Work instructions: Below are records to repeat exactly. Omit the pictures from the copy.
[Data supplied start]
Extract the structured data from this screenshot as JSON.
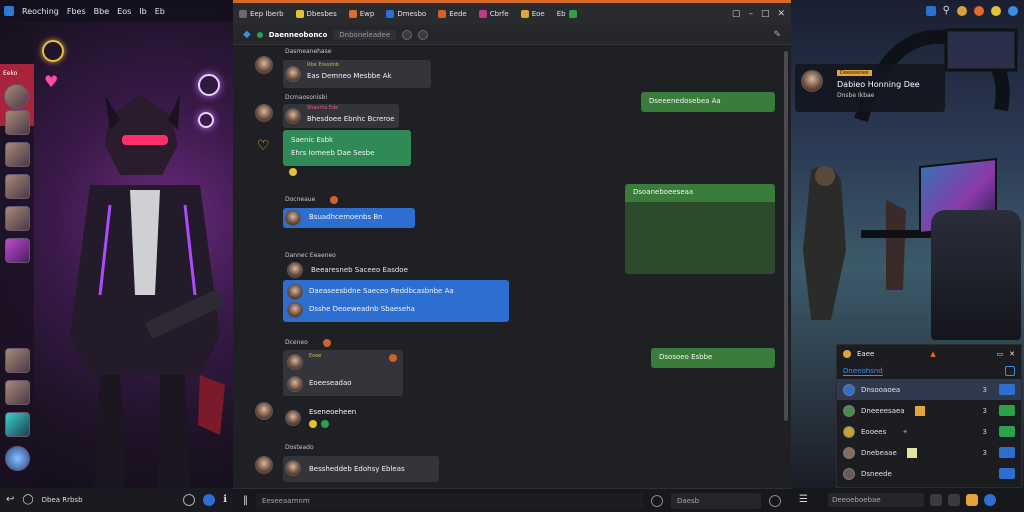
{
  "left": {
    "topbar_menus": [
      "Reoching",
      "Fbes",
      "Bbe",
      "Eos",
      "Ib",
      "Eb"
    ],
    "rail_selected_label": "Eeko",
    "bottom_label": "Dbea Rrbsb"
  },
  "chat": {
    "tabs": [
      {
        "label": "Eep Iberb",
        "color": "#6a6a70"
      },
      {
        "label": "Dbesbes",
        "color": "#e3c23a"
      },
      {
        "label": "Ewp",
        "color": "#e36a2a"
      },
      {
        "label": "Dmesbo",
        "color": "#2d6fd1"
      },
      {
        "label": "Eede",
        "color": "#d6602c"
      },
      {
        "label": "Cbrfe",
        "color": "#c03a8a"
      },
      {
        "label": "Eoe",
        "color": "#e3a53a"
      },
      {
        "label": "Eb",
        "color": "#2ea24a"
      }
    ],
    "header_title": "Daenneobonco",
    "header_sub": "Dnboneleadee",
    "messages": [
      {
        "name": "Dasmeanehase",
        "sub": "Rbe Ereodnb",
        "text": "Eas Demneo Mesbbe Ak"
      },
      {
        "name": "Dcmaosonisbi",
        "sub": "Sheorhs Ede",
        "text": "Bhesdoee Ebnhc Bcreroe"
      },
      {
        "name": "",
        "sub": "",
        "text": "Saenic Esbk",
        "text2": "Ehrs Iomeeb Dae Sesbe"
      },
      {
        "name": "Docneaue",
        "sub": "",
        "text": "Bsuadhcemoenbs Bn"
      },
      {
        "name": "Dannec Eeaeneo",
        "sub": "",
        "text": "Beearesneb Saceeo Easdoe"
      },
      {
        "name": "",
        "sub": "",
        "text": "Daeaseesbdne Saeceo Reddbcasbnbe Aa",
        "text2": "Dsshe Deoeweadnb Sbaeseha"
      },
      {
        "name": "Dceneo",
        "sub": "Eoee",
        "text": "Eoeeseadao"
      },
      {
        "name": "Deeenree",
        "sub": "",
        "text": "Eseneoeheen"
      },
      {
        "name": "Dosteado",
        "sub": "",
        "text": "Bessheddeb Edohsy Ebleas"
      }
    ],
    "outgoing": [
      {
        "text": "Dseeenedosebea Aa"
      },
      {
        "text": "Dsoaneboeeseaa"
      },
      {
        "text": "Dsosoeo Esbbe"
      }
    ],
    "compose_placeholder": "Eeseeaamnm",
    "search_placeholder": "Daesb"
  },
  "right": {
    "notif_tag": "Deeeeenee",
    "notif_title": "Dabieo Honning Dee",
    "notif_sub": "Dnsbe Ikbae",
    "friends_title": "Eaee",
    "friends_sub": "Dneeohsnd",
    "friends": [
      {
        "name": "Dnsooaoea",
        "count": "3",
        "action": "blue"
      },
      {
        "name": "Dneeeesaea",
        "count": "3",
        "action": "green"
      },
      {
        "name": "Eooees",
        "count": "3",
        "action": "green"
      },
      {
        "name": "Dnebeaae",
        "count": "3",
        "action": "blue"
      },
      {
        "name": "Dsneede",
        "count": "",
        "action": "blue"
      }
    ],
    "bottom_search": "Deeoeboebae"
  }
}
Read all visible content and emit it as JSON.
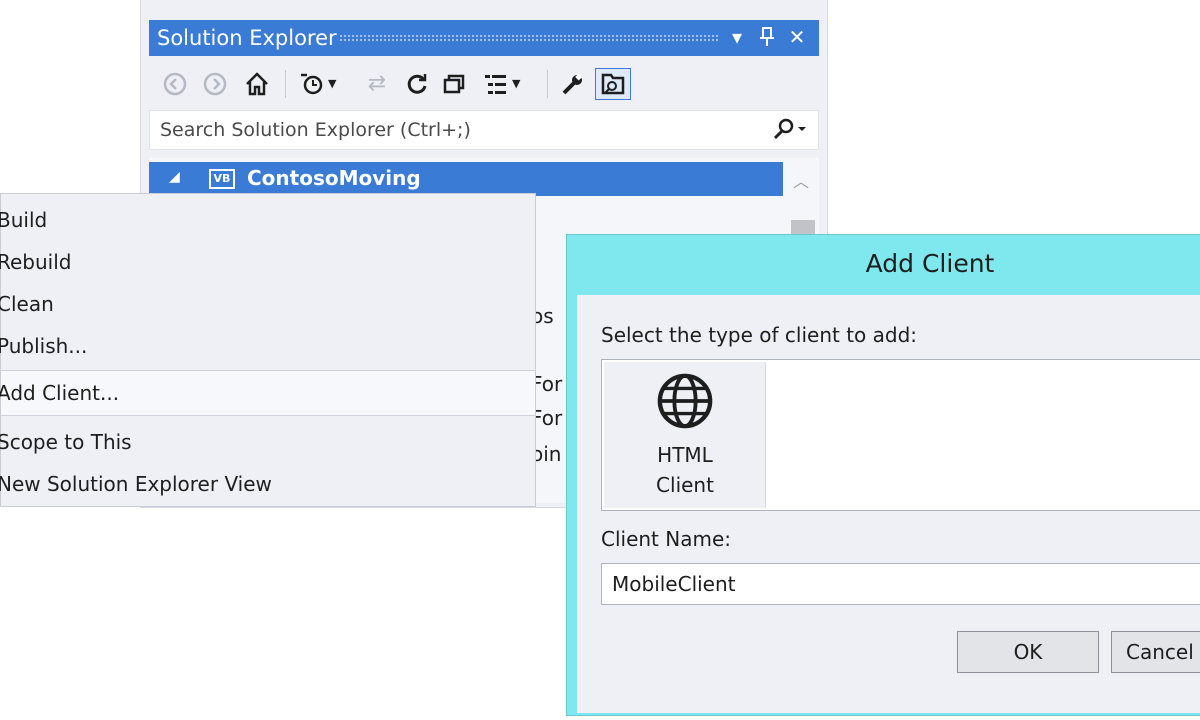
{
  "solution_explorer": {
    "title": "Solution Explorer",
    "title_controls": {
      "dropdown": "▾",
      "pin": "📌",
      "close": "✕"
    },
    "toolbar": {
      "back_icon": "back-icon",
      "forward_icon": "forward-icon",
      "home_icon": "home-icon",
      "pending_changes_icon": "pending-changes-icon",
      "sync_icon": "sync-icon",
      "refresh_icon": "refresh-icon",
      "collapse_all_icon": "collapse-all-icon",
      "properties_icon": "properties-icon",
      "wrench_icon": "wrench-icon",
      "preview_icon": "preview-selected-icon"
    },
    "search": {
      "placeholder": "Search Solution Explorer (Ctrl+;)"
    },
    "tree": {
      "project_badge": "VB",
      "project_name": "ContosoMoving",
      "partial_text": [
        "os",
        "For",
        "For",
        "oin"
      ]
    }
  },
  "context_menu": {
    "items": [
      {
        "label": "Build"
      },
      {
        "label": "Rebuild"
      },
      {
        "label": "Clean"
      },
      {
        "label": "Publish..."
      },
      {
        "label": "Add Client..."
      },
      {
        "label": "Scope to This"
      },
      {
        "label": "New Solution Explorer View"
      }
    ]
  },
  "add_client_dialog": {
    "title": "Add Client",
    "select_label": "Select the type of client to add:",
    "client_types": [
      {
        "label": "HTML Client",
        "icon": "globe-icon"
      }
    ],
    "client_name_label": "Client Name:",
    "client_name_value": "MobileClient",
    "ok_label": "OK",
    "cancel_label": "Cancel"
  },
  "colors": {
    "accent_blue": "#3a7bd5",
    "dialog_frame": "#7ee8ee",
    "panel_bg": "#eef0f6"
  }
}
[Data supplied end]
Expected answer:
Extract the structured data from this screenshot as JSON.
{
  "left": {
    "topbar_menus": [
      "Reoching",
      "Fbes",
      "Bbe",
      "Eos",
      "Ib",
      "Eb"
    ],
    "rail_selected_label": "Eeko",
    "bottom_label": "Dbea Rrbsb"
  },
  "chat": {
    "tabs": [
      {
        "label": "Eep Iberb",
        "color": "#6a6a70"
      },
      {
        "label": "Dbesbes",
        "color": "#e3c23a"
      },
      {
        "label": "Ewp",
        "color": "#e36a2a"
      },
      {
        "label": "Dmesbo",
        "color": "#2d6fd1"
      },
      {
        "label": "Eede",
        "color": "#d6602c"
      },
      {
        "label": "Cbrfe",
        "color": "#c03a8a"
      },
      {
        "label": "Eoe",
        "color": "#e3a53a"
      },
      {
        "label": "Eb",
        "color": "#2ea24a"
      }
    ],
    "header_title": "Daenneobonco",
    "header_sub": "Dnboneleadee",
    "messages": [
      {
        "name": "Dasmeanehase",
        "sub": "Rbe Ereodnb",
        "text": "Eas Demneo Mesbbe Ak"
      },
      {
        "name": "Dcmaosonisbi",
        "sub": "Sheorhs Ede",
        "text": "Bhesdoee Ebnhc Bcreroe"
      },
      {
        "name": "",
        "sub": "",
        "text": "Saenic Esbk",
        "text2": "Ehrs Iomeeb Dae Sesbe"
      },
      {
        "name": "Docneaue",
        "sub": "",
        "text": "Bsuadhcemoenbs Bn"
      },
      {
        "name": "Dannec Eeaeneo",
        "sub": "",
        "text": "Beearesneb Saceeo Easdoe"
      },
      {
        "name": "",
        "sub": "",
        "text": "Daeaseesbdne Saeceo Reddbcasbnbe Aa",
        "text2": "Dsshe Deoeweadnb Sbaeseha"
      },
      {
        "name": "Dceneo",
        "sub": "Eoee",
        "text": "Eoeeseadao"
      },
      {
        "name": "Deeenree",
        "sub": "",
        "text": "Eseneoeheen"
      },
      {
        "name": "Dosteado",
        "sub": "",
        "text": "Bessheddeb Edohsy Ebleas"
      }
    ],
    "outgoing": [
      {
        "text": "Dseeenedosebea Aa"
      },
      {
        "text": "Dsoaneboeeseaa"
      },
      {
        "text": "Dsosoeo Esbbe"
      }
    ],
    "compose_placeholder": "Eeseeaamnm",
    "search_placeholder": "Daesb"
  },
  "right": {
    "notif_tag": "Deeeeenee",
    "notif_title": "Dabieo Honning Dee",
    "notif_sub": "Dnsbe Ikbae",
    "friends_title": "Eaee",
    "friends_sub": "Dneeohsnd",
    "friends": [
      {
        "name": "Dnsooaoea",
        "count": "3",
        "action": "blue"
      },
      {
        "name": "Dneeeesaea",
        "count": "3",
        "action": "green"
      },
      {
        "name": "Eooees",
        "count": "3",
        "action": "green"
      },
      {
        "name": "Dnebeaae",
        "count": "3",
        "action": "blue"
      },
      {
        "name": "Dsneede",
        "count": "",
        "action": "blue"
      }
    ],
    "bottom_search": "Deeoeboebae"
  }
}
Read all visible content and emit it as JSON.
{
  "solution_explorer": {
    "title": "Solution Explorer",
    "title_controls": {
      "dropdown": "▾",
      "pin": "📌",
      "close": "✕"
    },
    "toolbar": {
      "back_icon": "back-icon",
      "forward_icon": "forward-icon",
      "home_icon": "home-icon",
      "pending_changes_icon": "pending-changes-icon",
      "sync_icon": "sync-icon",
      "refresh_icon": "refresh-icon",
      "collapse_all_icon": "collapse-all-icon",
      "properties_icon": "properties-icon",
      "wrench_icon": "wrench-icon",
      "preview_icon": "preview-selected-icon"
    },
    "search": {
      "placeholder": "Search Solution Explorer (Ctrl+;)"
    },
    "tree": {
      "project_badge": "VB",
      "project_name": "ContosoMoving",
      "partial_text": [
        "os",
        "For",
        "For",
        "oin"
      ]
    }
  },
  "context_menu": {
    "items": [
      {
        "label": "Build"
      },
      {
        "label": "Rebuild"
      },
      {
        "label": "Clean"
      },
      {
        "label": "Publish..."
      },
      {
        "label": "Add Client..."
      },
      {
        "label": "Scope to This"
      },
      {
        "label": "New Solution Explorer View"
      }
    ]
  },
  "add_client_dialog": {
    "title": "Add Client",
    "select_label": "Select the type of client to add:",
    "client_types": [
      {
        "label": "HTML Client",
        "icon": "globe-icon"
      }
    ],
    "client_name_label": "Client Name:",
    "client_name_value": "MobileClient",
    "ok_label": "OK",
    "cancel_label": "Cancel"
  },
  "colors": {
    "accent_blue": "#3a7bd5",
    "dialog_frame": "#7ee8ee",
    "panel_bg": "#eef0f6"
  }
}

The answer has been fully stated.